Input data:

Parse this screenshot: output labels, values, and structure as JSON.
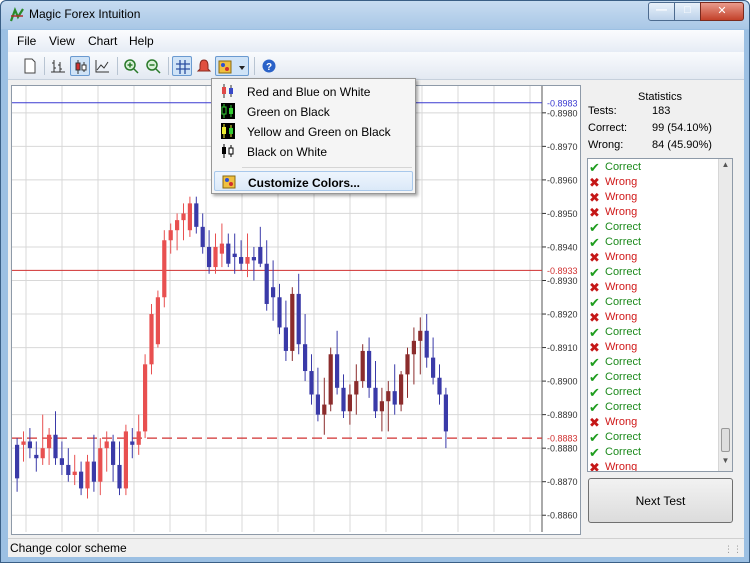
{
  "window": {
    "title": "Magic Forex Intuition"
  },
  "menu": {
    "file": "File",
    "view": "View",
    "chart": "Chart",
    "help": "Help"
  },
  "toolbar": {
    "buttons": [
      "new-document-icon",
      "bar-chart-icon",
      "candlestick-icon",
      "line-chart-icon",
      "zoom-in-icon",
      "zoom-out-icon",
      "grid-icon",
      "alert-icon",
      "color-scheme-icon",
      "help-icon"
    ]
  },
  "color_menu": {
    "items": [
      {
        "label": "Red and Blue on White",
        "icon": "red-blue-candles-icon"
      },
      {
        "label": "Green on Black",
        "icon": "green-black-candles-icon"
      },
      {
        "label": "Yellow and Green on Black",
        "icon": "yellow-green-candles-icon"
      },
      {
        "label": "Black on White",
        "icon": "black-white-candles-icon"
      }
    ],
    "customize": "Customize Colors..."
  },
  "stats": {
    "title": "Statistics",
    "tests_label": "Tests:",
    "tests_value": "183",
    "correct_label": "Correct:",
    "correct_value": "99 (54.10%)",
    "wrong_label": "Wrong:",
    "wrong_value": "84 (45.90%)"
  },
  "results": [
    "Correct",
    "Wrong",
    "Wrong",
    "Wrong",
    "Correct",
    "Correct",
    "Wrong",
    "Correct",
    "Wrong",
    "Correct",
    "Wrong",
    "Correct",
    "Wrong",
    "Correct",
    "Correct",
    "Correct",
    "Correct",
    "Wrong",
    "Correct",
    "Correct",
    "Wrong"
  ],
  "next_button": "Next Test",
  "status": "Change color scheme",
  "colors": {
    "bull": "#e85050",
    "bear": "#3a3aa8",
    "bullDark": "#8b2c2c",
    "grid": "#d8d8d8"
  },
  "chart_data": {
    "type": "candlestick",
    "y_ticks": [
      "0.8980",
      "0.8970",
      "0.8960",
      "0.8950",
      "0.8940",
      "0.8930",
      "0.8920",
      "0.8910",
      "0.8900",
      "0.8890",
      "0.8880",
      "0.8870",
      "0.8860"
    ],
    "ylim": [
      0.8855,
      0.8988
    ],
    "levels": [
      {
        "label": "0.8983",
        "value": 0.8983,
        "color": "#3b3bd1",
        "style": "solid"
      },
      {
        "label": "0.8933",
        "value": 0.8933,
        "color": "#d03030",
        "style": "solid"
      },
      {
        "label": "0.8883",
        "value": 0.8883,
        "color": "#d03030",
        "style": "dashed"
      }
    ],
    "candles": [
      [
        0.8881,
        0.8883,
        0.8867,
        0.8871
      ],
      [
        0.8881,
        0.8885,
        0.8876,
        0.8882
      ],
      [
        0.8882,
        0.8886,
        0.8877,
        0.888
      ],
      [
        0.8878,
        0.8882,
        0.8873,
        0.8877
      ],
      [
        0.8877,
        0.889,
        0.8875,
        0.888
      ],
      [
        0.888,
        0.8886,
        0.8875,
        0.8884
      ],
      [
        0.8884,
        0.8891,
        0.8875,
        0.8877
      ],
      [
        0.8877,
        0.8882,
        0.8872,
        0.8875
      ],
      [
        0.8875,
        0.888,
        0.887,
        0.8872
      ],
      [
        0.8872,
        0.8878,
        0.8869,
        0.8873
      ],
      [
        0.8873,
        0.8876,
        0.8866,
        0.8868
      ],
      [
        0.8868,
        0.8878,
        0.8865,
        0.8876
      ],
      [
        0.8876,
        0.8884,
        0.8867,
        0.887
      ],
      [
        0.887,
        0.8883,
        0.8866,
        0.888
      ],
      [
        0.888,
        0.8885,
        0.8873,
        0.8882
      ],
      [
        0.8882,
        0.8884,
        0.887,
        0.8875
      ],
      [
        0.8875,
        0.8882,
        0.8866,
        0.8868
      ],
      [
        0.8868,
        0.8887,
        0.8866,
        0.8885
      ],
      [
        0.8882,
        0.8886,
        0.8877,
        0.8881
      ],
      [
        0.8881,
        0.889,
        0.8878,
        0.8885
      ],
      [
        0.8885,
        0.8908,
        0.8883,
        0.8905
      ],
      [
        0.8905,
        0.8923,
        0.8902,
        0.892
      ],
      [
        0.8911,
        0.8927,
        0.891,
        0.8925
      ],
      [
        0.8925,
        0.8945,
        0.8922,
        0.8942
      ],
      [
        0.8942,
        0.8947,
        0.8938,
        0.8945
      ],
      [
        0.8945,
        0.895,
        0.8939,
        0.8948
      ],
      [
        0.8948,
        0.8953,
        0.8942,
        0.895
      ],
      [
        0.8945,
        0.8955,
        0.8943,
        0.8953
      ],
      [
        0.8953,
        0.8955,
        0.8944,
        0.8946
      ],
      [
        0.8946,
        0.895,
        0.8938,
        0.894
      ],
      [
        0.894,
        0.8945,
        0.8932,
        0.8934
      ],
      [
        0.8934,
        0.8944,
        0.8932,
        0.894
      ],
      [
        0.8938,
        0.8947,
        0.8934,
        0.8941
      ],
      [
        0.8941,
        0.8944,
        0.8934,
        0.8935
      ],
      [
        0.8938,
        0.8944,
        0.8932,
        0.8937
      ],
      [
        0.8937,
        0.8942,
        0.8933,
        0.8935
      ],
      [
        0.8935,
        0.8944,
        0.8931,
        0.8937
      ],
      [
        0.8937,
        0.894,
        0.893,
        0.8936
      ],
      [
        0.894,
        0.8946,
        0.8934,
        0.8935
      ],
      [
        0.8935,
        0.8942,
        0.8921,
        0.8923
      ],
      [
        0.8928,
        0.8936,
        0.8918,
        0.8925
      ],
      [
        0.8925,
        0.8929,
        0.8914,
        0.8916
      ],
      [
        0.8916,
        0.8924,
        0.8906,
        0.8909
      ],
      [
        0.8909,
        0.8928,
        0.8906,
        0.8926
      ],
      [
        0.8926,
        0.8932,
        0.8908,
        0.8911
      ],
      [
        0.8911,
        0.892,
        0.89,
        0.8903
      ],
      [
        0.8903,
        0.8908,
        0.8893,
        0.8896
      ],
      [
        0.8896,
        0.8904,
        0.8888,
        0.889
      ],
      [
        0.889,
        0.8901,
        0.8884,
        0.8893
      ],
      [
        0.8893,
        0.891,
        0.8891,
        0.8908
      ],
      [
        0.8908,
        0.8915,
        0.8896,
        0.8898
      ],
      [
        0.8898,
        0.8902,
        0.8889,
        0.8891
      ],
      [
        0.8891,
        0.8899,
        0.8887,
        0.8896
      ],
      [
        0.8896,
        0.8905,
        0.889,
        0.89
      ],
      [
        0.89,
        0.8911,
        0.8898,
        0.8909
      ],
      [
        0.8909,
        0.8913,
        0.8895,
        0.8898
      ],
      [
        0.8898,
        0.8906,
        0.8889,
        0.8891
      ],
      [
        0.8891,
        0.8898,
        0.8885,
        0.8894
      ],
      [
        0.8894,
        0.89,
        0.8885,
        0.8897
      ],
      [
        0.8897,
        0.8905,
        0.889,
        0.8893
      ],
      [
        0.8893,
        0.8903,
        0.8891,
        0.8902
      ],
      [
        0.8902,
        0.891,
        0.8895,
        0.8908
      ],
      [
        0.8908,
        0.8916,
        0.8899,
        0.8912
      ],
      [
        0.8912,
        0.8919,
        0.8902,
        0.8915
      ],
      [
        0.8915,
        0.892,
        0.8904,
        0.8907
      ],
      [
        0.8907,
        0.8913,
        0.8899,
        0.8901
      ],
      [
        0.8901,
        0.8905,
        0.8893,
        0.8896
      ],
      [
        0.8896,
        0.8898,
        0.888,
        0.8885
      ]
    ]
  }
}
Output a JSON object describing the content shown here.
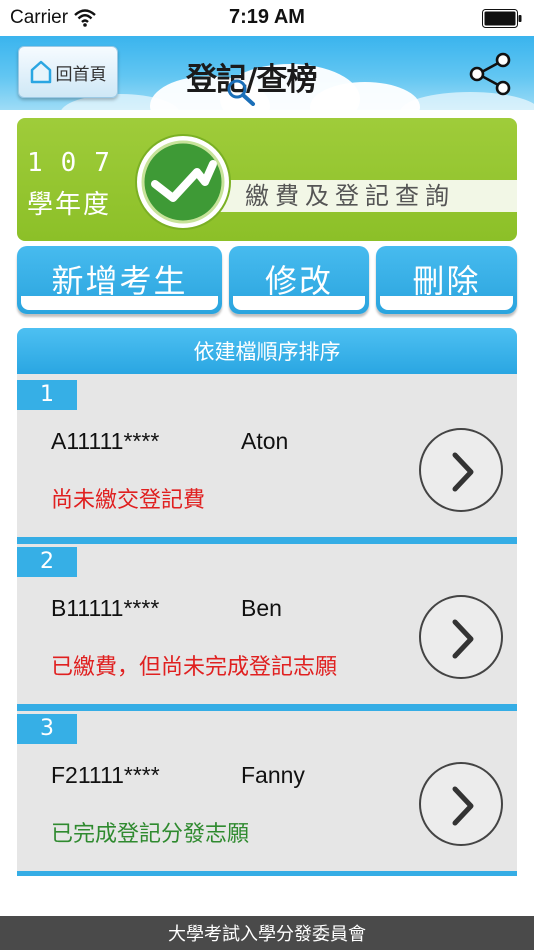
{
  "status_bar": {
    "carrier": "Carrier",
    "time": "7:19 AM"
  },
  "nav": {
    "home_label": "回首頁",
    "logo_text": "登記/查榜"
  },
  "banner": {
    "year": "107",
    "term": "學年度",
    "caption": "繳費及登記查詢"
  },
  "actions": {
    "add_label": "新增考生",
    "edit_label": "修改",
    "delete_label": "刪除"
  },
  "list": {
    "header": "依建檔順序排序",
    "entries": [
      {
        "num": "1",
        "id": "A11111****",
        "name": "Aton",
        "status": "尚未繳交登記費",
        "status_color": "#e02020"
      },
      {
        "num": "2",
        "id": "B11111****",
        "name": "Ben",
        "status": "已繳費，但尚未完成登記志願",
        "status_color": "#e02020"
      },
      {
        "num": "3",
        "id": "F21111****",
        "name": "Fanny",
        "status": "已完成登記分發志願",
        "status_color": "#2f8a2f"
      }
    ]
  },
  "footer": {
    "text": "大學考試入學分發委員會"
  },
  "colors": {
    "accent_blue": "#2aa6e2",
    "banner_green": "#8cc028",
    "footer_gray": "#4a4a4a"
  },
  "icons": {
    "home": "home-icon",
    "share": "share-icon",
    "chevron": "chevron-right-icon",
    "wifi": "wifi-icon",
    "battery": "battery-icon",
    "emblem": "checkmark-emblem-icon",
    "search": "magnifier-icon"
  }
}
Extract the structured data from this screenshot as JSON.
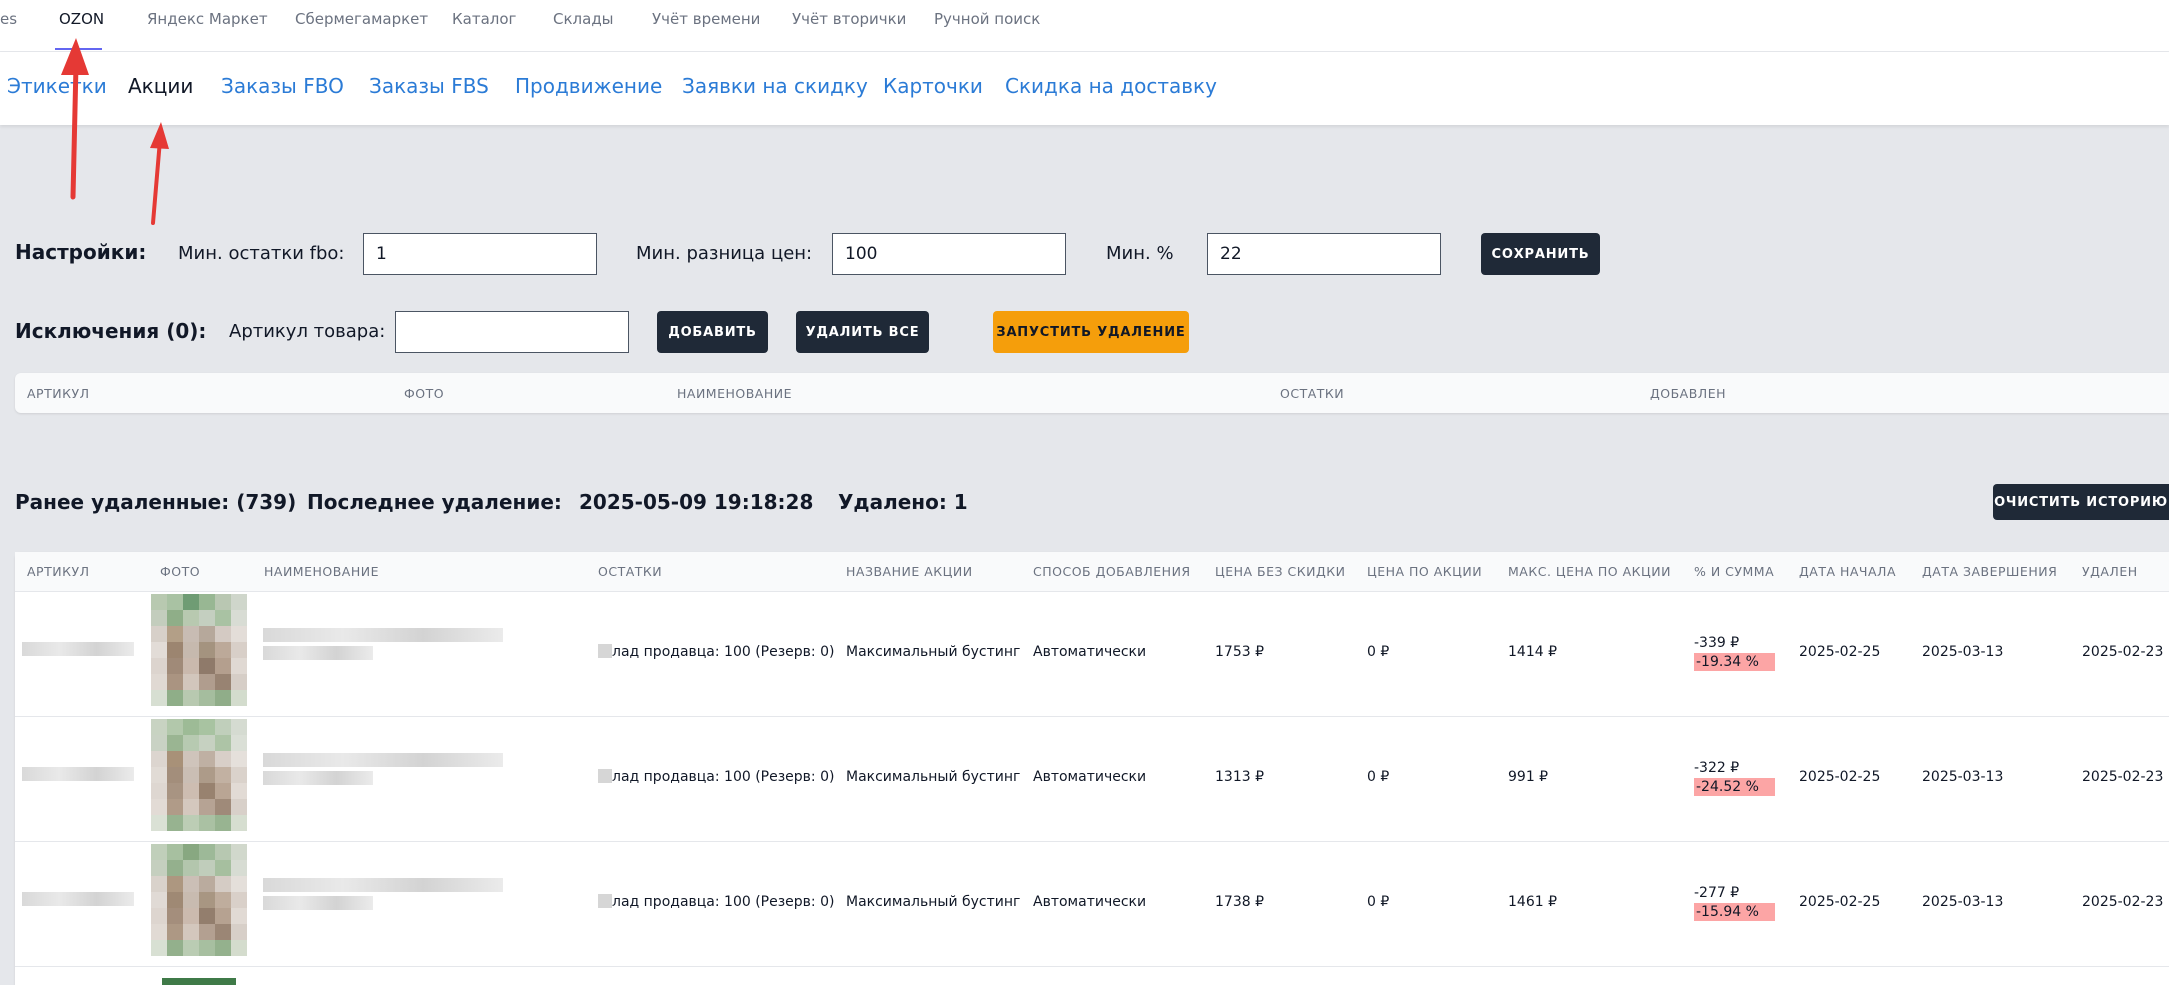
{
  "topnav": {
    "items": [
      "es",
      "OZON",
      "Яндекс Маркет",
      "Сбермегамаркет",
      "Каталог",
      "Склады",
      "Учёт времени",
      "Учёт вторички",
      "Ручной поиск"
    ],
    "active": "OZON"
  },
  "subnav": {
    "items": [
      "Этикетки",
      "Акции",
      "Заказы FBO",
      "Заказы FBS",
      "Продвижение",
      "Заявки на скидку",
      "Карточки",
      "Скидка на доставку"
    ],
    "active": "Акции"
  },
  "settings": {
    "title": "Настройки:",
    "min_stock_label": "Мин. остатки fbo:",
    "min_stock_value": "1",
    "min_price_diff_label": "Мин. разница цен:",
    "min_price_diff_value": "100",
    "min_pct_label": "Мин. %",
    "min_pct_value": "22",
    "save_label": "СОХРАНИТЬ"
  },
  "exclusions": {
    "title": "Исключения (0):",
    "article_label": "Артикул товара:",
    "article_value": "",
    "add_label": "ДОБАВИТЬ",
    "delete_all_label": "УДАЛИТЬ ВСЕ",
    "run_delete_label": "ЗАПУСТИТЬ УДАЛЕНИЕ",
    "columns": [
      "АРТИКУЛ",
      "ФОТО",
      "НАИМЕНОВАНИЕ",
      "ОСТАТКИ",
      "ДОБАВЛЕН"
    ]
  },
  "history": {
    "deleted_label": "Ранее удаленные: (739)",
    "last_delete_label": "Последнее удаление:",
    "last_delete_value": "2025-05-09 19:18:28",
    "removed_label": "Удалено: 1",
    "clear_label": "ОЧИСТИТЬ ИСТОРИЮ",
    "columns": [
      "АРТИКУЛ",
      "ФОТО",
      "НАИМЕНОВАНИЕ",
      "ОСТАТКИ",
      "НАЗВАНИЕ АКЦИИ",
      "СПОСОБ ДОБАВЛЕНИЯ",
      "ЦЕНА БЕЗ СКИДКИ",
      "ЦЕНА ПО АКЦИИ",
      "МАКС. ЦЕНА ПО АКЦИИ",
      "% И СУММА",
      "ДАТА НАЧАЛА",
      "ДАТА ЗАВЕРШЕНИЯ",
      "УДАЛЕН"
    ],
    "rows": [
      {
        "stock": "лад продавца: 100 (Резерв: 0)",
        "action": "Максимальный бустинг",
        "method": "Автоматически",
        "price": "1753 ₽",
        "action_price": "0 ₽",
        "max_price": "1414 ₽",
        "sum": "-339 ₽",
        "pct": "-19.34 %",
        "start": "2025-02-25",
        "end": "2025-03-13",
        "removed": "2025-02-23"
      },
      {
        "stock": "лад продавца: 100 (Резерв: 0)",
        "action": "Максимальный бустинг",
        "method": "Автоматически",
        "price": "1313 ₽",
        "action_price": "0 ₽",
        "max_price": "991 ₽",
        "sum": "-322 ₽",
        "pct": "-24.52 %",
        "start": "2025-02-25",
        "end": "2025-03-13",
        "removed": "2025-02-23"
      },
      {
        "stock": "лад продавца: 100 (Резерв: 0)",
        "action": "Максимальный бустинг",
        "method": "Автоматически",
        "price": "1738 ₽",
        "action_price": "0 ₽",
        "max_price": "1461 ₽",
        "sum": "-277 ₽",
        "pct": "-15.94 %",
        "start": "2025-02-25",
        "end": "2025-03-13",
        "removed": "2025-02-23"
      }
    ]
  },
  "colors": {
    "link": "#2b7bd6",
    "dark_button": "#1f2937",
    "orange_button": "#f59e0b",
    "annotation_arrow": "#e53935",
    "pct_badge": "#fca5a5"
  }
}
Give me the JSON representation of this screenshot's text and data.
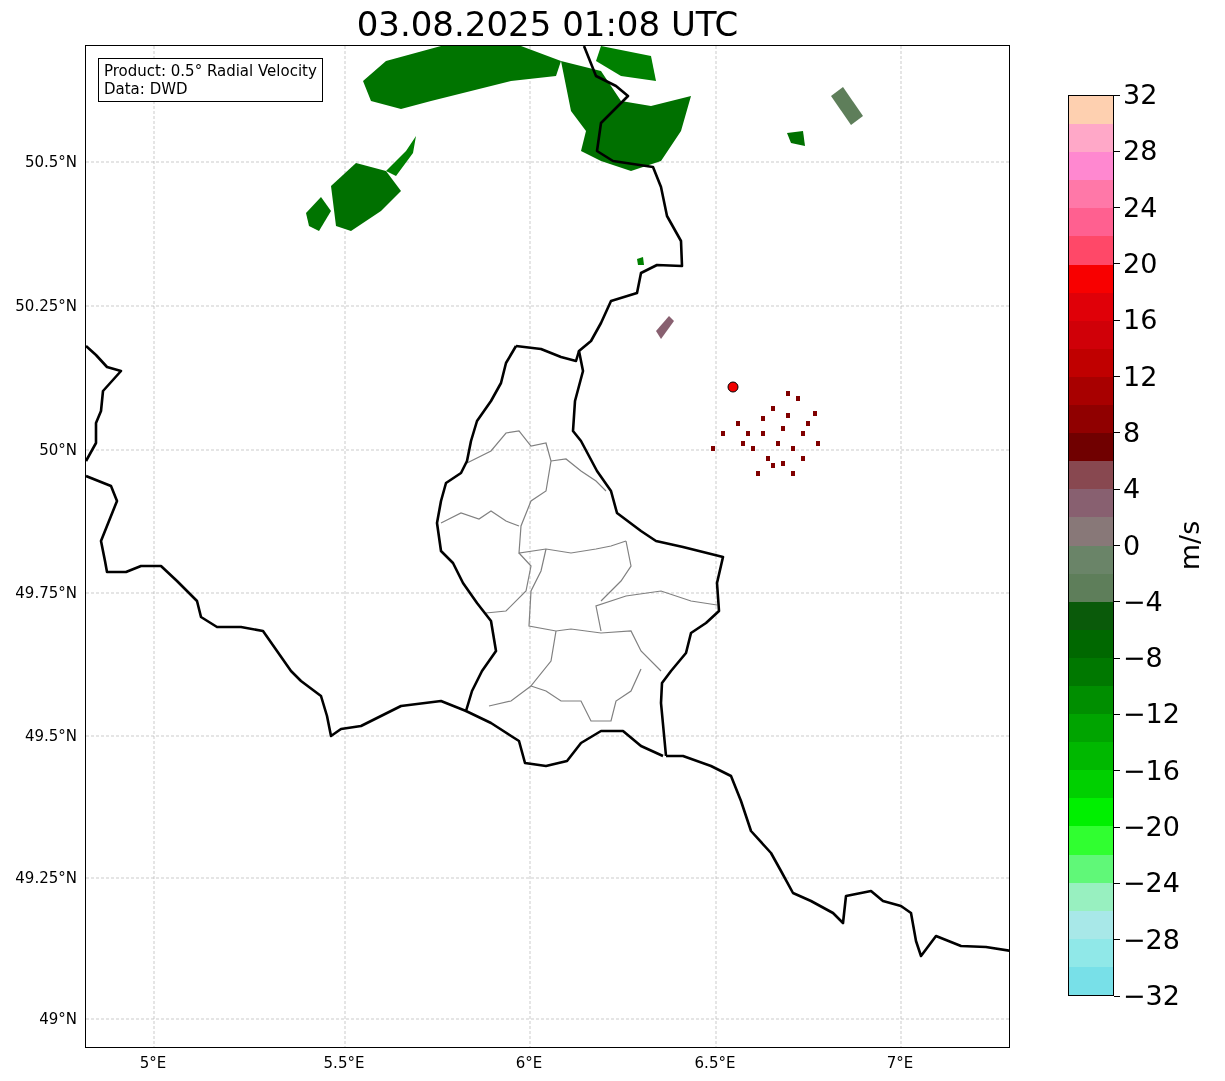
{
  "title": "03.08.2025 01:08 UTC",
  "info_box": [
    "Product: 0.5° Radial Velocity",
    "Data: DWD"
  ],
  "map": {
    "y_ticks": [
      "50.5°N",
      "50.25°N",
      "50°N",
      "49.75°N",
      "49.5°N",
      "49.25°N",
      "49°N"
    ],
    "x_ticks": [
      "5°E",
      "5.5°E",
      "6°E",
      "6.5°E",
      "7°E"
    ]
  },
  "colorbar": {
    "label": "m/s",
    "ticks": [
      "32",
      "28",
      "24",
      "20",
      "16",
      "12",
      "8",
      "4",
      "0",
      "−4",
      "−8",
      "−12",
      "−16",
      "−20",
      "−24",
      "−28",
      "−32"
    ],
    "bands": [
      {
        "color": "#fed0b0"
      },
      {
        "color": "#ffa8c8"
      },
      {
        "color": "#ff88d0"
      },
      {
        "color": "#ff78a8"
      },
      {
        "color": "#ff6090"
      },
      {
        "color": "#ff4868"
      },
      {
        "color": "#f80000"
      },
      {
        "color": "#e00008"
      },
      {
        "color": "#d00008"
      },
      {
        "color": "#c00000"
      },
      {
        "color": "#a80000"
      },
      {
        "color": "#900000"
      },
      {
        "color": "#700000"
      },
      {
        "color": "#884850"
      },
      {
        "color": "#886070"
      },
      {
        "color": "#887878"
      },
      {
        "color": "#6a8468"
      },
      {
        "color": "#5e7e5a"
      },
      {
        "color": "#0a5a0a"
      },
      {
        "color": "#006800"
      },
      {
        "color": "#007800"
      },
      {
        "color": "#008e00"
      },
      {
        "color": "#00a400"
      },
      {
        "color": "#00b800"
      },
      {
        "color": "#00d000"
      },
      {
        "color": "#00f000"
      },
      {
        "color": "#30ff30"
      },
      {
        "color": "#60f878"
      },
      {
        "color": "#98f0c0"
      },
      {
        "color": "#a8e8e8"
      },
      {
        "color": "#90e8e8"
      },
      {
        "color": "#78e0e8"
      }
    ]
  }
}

Exercise task:
Leave out every picture, and copy exactly the lines from the line that contains "Give me the" through the end of the material.

The output:
Give me the JSON representation of this screenshot's text and data.
{
  "title": "03.08.2025 01:08 UTC",
  "info_box": [
    "Product: 0.5° Radial Velocity",
    "Data: DWD"
  ],
  "map": {
    "y_ticks": [
      "50.5°N",
      "50.25°N",
      "50°N",
      "49.75°N",
      "49.5°N",
      "49.25°N",
      "49°N"
    ],
    "x_ticks": [
      "5°E",
      "5.5°E",
      "6°E",
      "6.5°E",
      "7°E"
    ]
  },
  "colorbar": {
    "label": "m/s",
    "ticks": [
      "32",
      "28",
      "24",
      "20",
      "16",
      "12",
      "8",
      "4",
      "0",
      "−4",
      "−8",
      "−12",
      "−16",
      "−20",
      "−24",
      "−28",
      "−32"
    ],
    "bands": [
      {
        "color": "#fed0b0"
      },
      {
        "color": "#ffa8c8"
      },
      {
        "color": "#ff88d0"
      },
      {
        "color": "#ff78a8"
      },
      {
        "color": "#ff6090"
      },
      {
        "color": "#ff4868"
      },
      {
        "color": "#f80000"
      },
      {
        "color": "#e00008"
      },
      {
        "color": "#d00008"
      },
      {
        "color": "#c00000"
      },
      {
        "color": "#a80000"
      },
      {
        "color": "#900000"
      },
      {
        "color": "#700000"
      },
      {
        "color": "#884850"
      },
      {
        "color": "#886070"
      },
      {
        "color": "#887878"
      },
      {
        "color": "#6a8468"
      },
      {
        "color": "#5e7e5a"
      },
      {
        "color": "#0a5a0a"
      },
      {
        "color": "#006800"
      },
      {
        "color": "#007800"
      },
      {
        "color": "#008e00"
      },
      {
        "color": "#00a400"
      },
      {
        "color": "#00b800"
      },
      {
        "color": "#00d000"
      },
      {
        "color": "#00f000"
      },
      {
        "color": "#30ff30"
      },
      {
        "color": "#60f878"
      },
      {
        "color": "#98f0c0"
      },
      {
        "color": "#a8e8e8"
      },
      {
        "color": "#90e8e8"
      },
      {
        "color": "#78e0e8"
      }
    ]
  }
}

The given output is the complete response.